### Challenge
Locate each line of the material that contains "ylabel", then return it.

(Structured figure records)
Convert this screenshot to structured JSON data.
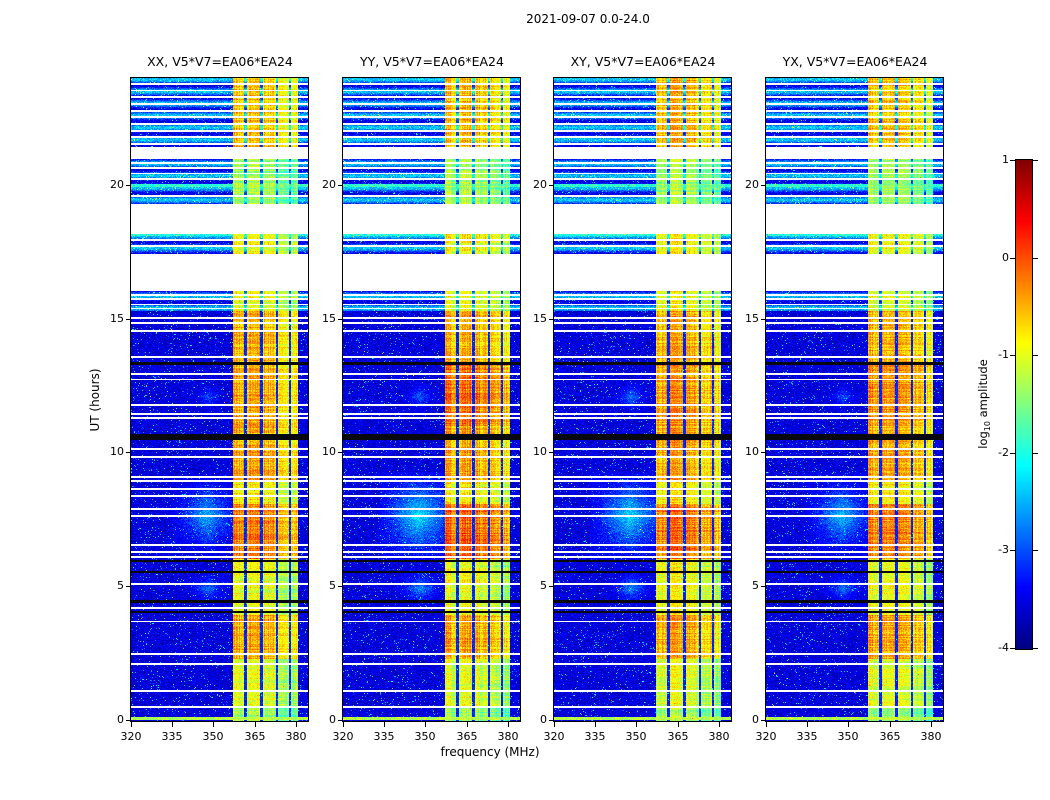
{
  "chart_data": {
    "type": "heatmap",
    "title": "2021-09-07 0.0-24.0",
    "xlabel": "frequency (MHz)",
    "ylabel": "UT (hours)",
    "x_range_mhz": [
      320,
      384.4
    ],
    "x_ticks": [
      320,
      335,
      350,
      365,
      380
    ],
    "y_range_hours": [
      0,
      24
    ],
    "y_ticks": [
      0,
      5,
      10,
      15,
      20
    ],
    "panels": [
      {
        "label": "XX, V5*V7=EA06*EA24"
      },
      {
        "label": "YY, V5*V7=EA06*EA24"
      },
      {
        "label": "XY, V5*V7=EA06*EA24"
      },
      {
        "label": "YX, V5*V7=EA06*EA24"
      }
    ],
    "colorbar": {
      "label": "log10 amplitude",
      "label_prefix": "log",
      "label_sub": "10",
      "label_suffix": " amplitude",
      "ticks": [
        1,
        0,
        -1,
        -2,
        -3,
        -4
      ],
      "range": [
        -4,
        1
      ],
      "colormap": "jet"
    },
    "heatmap_model": {
      "background_level": -3.55,
      "noise_sigma": 0.28,
      "speckle_prob": 0.045,
      "hot_pixel_prob": 0.0007,
      "rfi_band_mhz": [
        357.2,
        380.9
      ],
      "rfi_subbands_mhz": [
        [
          357.2,
          361.3,
          0
        ],
        [
          362.1,
          367.2,
          0.1
        ],
        [
          368,
          372.9,
          0
        ],
        [
          373.7,
          377.6,
          -0.15
        ],
        [
          378.4,
          380.9,
          -0.3
        ]
      ],
      "rfi_envelope": [
        [
          0,
          0.45,
          -1.4
        ],
        [
          0.45,
          2.3,
          -1.05
        ],
        [
          2.3,
          3.95,
          -0.5
        ],
        [
          3.95,
          6.05,
          -1.0
        ],
        [
          6.05,
          8.1,
          -0.4
        ],
        [
          8.1,
          8.95,
          -0.85
        ],
        [
          8.95,
          11.0,
          -0.5
        ],
        [
          11.0,
          13.3,
          -0.5
        ],
        [
          13.3,
          15.3,
          -0.55
        ],
        [
          15.3,
          16.05,
          -1.0
        ],
        [
          17.45,
          18.2,
          -0.95
        ],
        [
          19.3,
          21.0,
          -1.35
        ],
        [
          21.45,
          24.0,
          -0.6
        ]
      ],
      "panel_boosts": [
        {
          "t": [
            11.0,
            13.3
          ],
          "add": [
            0,
            0.25,
            0.05,
            0.1
          ]
        },
        {
          "t": [
            6.05,
            8.1
          ],
          "add": [
            0.1,
            0.25,
            0.15,
            0.1
          ]
        }
      ],
      "data_gaps_ut": [
        [
          16.05,
          17.45
        ],
        [
          18.2,
          19.3
        ],
        [
          21.0,
          21.45
        ]
      ],
      "gap_line_times_ut": [
        0.5,
        1.1,
        2.1,
        2.5,
        3.7,
        4.2,
        5.1,
        6.1,
        6.3,
        6.55,
        7.65,
        7.9,
        8.4,
        8.65,
        8.95,
        9.1,
        9.85,
        10.15,
        11.3,
        11.45,
        11.8,
        12.75,
        12.95,
        13.6,
        14.55,
        14.85,
        15.05,
        15.4,
        15.55,
        15.75,
        15.9,
        17.75,
        17.95,
        19.6,
        20.25,
        20.45,
        20.65,
        20.85,
        21.55,
        21.8,
        22.05,
        22.3,
        22.55,
        22.8,
        23.05,
        23.3,
        23.55,
        23.8
      ],
      "gap_line_halfwidth_ut": 0.035,
      "black_lines_ut": [
        [
          4.05,
          0.04
        ],
        [
          4.45,
          0.04
        ],
        [
          5.55,
          0.05
        ],
        [
          5.95,
          0.04
        ],
        [
          10.6,
          0.1
        ],
        [
          13.35,
          0.07
        ]
      ],
      "striped_sections": [
        [
          21.45,
          24.0
        ],
        [
          19.3,
          21.0
        ],
        [
          17.45,
          18.2
        ],
        [
          15.3,
          16.05
        ]
      ],
      "striped_bg_level": -2.95,
      "stripe_period_ut": 0.45,
      "stripe_amp": 0.55,
      "blobs": [
        {
          "t": [
            6.0,
            9.3
          ],
          "f": [
            333,
            362
          ],
          "level": -2.45,
          "panel_add": [
            0,
            0.25,
            0.2,
            0.05
          ]
        },
        {
          "t": [
            4.0,
            5.9
          ],
          "f": [
            336,
            360
          ],
          "level": -2.8,
          "panel_add": [
            0,
            0.15,
            0.1,
            0
          ]
        },
        {
          "t": [
            11.2,
            13.0
          ],
          "f": [
            338,
            358
          ],
          "level": -2.95,
          "panel_add": [
            0,
            0.1,
            0.15,
            0
          ]
        }
      ],
      "broadband_rows": [
        [
          0.07,
          -1.25
        ],
        [
          18.15,
          -2.0
        ],
        [
          20.0,
          -1.9
        ]
      ],
      "broadband_row_halfwidth_ut": 0.05
    }
  }
}
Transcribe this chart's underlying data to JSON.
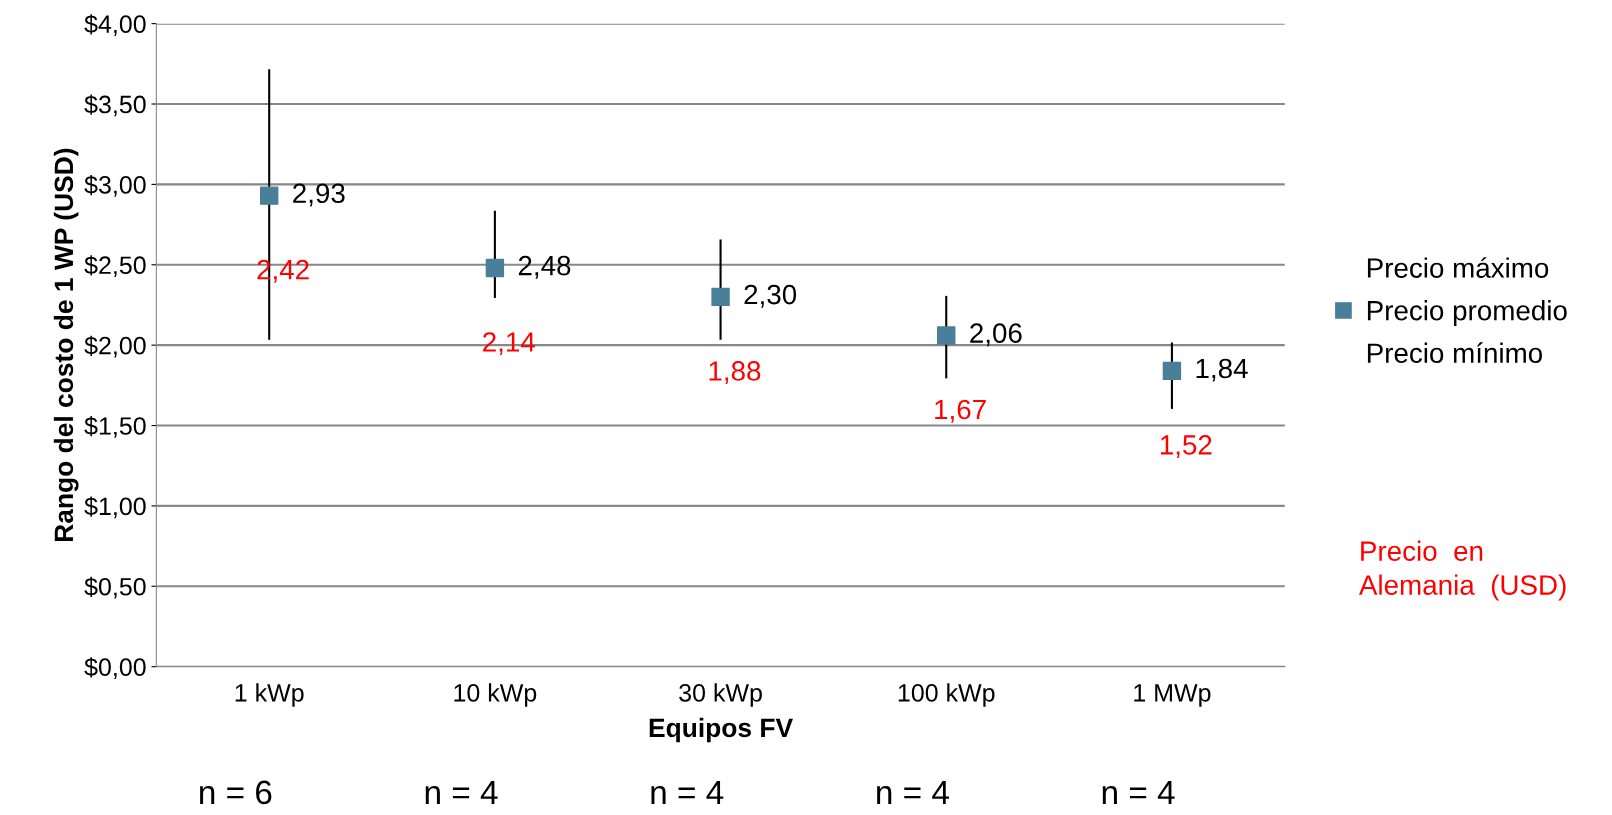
{
  "chart_data": {
    "type": "scatter",
    "xlabel": "Equipos FV",
    "ylabel": "Rango del costo de 1 WP (USD)",
    "categories": [
      "1 kWp",
      "10 kWp",
      "30 kWp",
      "100 kWp",
      "1 MWp"
    ],
    "series": [
      {
        "name": "Precio máximo",
        "marker": "none",
        "values": [
          null,
          null,
          null,
          null,
          null
        ]
      },
      {
        "name": "Precio promedio",
        "color": "#4a7f9a",
        "marker": "square",
        "values": [
          2.93,
          2.48,
          2.3,
          2.06,
          1.84
        ],
        "value_labels": [
          "2,93",
          "2,48",
          "2,30",
          "2,06",
          "1,84"
        ],
        "errors": [
          [
            2.04,
            3.71
          ],
          [
            2.3,
            2.83
          ],
          [
            2.04,
            2.65
          ],
          [
            1.8,
            2.3
          ],
          [
            1.61,
            2.01
          ]
        ]
      },
      {
        "name": "Precio mínimo",
        "marker": "none",
        "values": [
          null,
          null,
          null,
          null,
          null
        ]
      }
    ],
    "ylim": [
      0,
      4
    ],
    "yticks": [
      {
        "value": 0,
        "label": "$0,00"
      },
      {
        "value": 0.5,
        "label": "$0,50"
      },
      {
        "value": 1,
        "label": "$1,00"
      },
      {
        "value": 1.5,
        "label": "$1,50"
      },
      {
        "value": 2,
        "label": "$2,00"
      },
      {
        "value": 2.5,
        "label": "$2,50"
      },
      {
        "value": 3,
        "label": "$3,00"
      },
      {
        "value": 3.5,
        "label": "$3,50"
      },
      {
        "value": 4,
        "label": "$4,00"
      }
    ],
    "grid": "y",
    "legend": "right",
    "annotations": [
      "n = 6",
      "n = 4",
      "n = 4",
      "n = 4",
      "n = 4",
      "Precio  en\nAlemania  (USD)",
      "2,42",
      "2,14",
      "1,88",
      "1,67",
      "1,52"
    ]
  }
}
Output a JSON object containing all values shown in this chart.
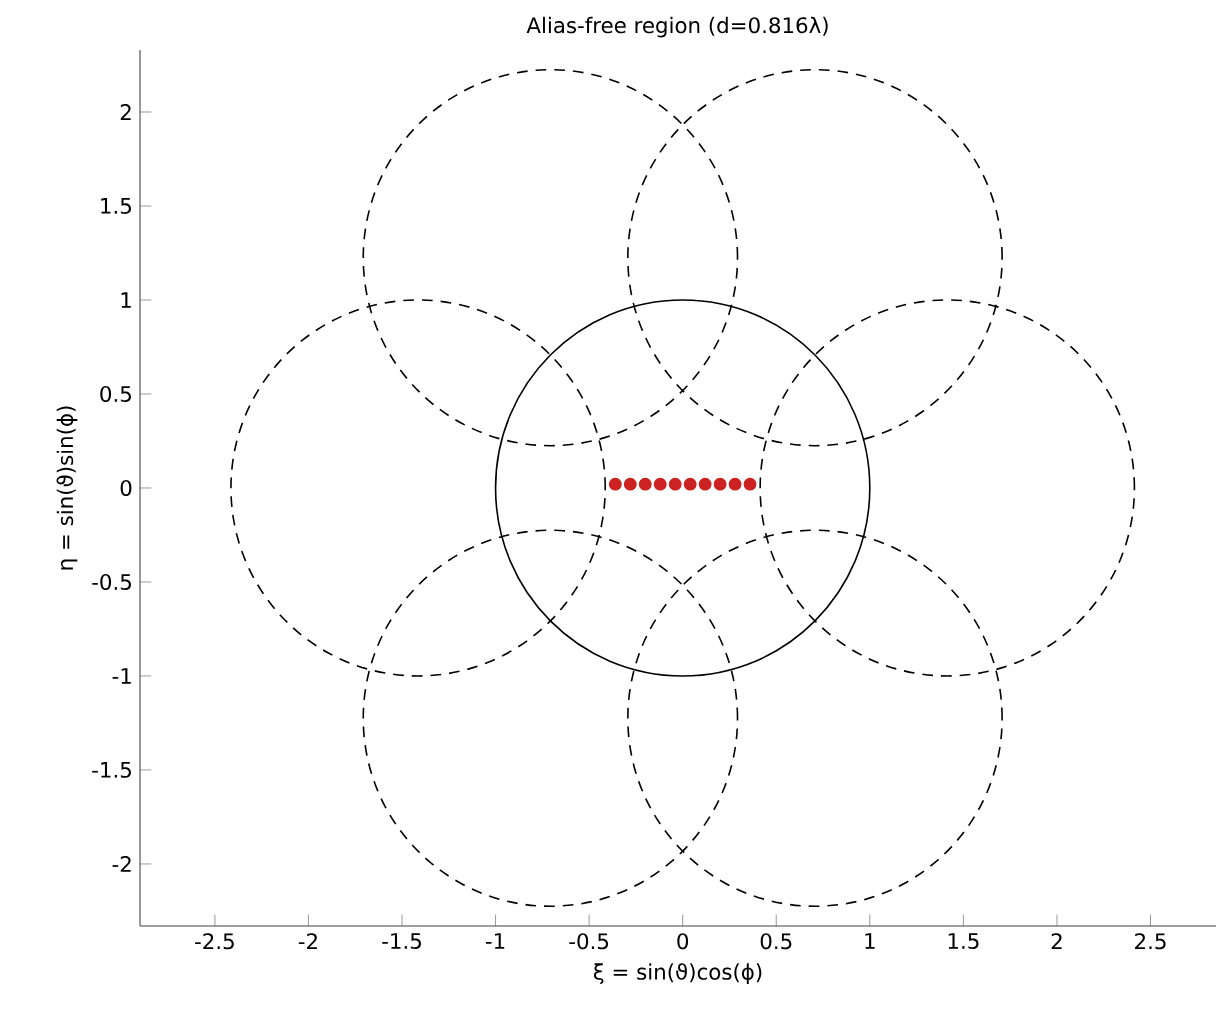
{
  "chart_data": {
    "type": "scatter",
    "title": "Alias-free region (d=0.816λ)",
    "xlabel": "ξ = sin(ϑ)cos(ϕ)",
    "ylabel": "η = sin(ϑ)sin(ϕ)",
    "xlim": [
      -2.9,
      2.85
    ],
    "ylim": [
      -2.33,
      2.33
    ],
    "xticks": [
      -2.5,
      -2,
      -1.5,
      -1,
      -0.5,
      0,
      0.5,
      1,
      1.5,
      2,
      2.5
    ],
    "yticks": [
      -2,
      -1.5,
      -1,
      -0.5,
      0,
      0.5,
      1,
      1.5,
      2
    ],
    "series": [
      {
        "color": "#cc2222",
        "marker": "circle",
        "x": [
          -0.36,
          -0.28,
          -0.2,
          -0.12,
          -0.04,
          0.04,
          0.12,
          0.2,
          0.28,
          0.36
        ],
        "values": [
          0.02,
          0.02,
          0.02,
          0.02,
          0.02,
          0.02,
          0.02,
          0.02,
          0.02,
          0.02
        ]
      }
    ]
  }
}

### Written answer
    "ylabel": "UT (hours)",
    "ylabel": "Rango del costo de 1 WP (USD)",
    "ylabel": "η = sin(ϑ)sin(ϕ)",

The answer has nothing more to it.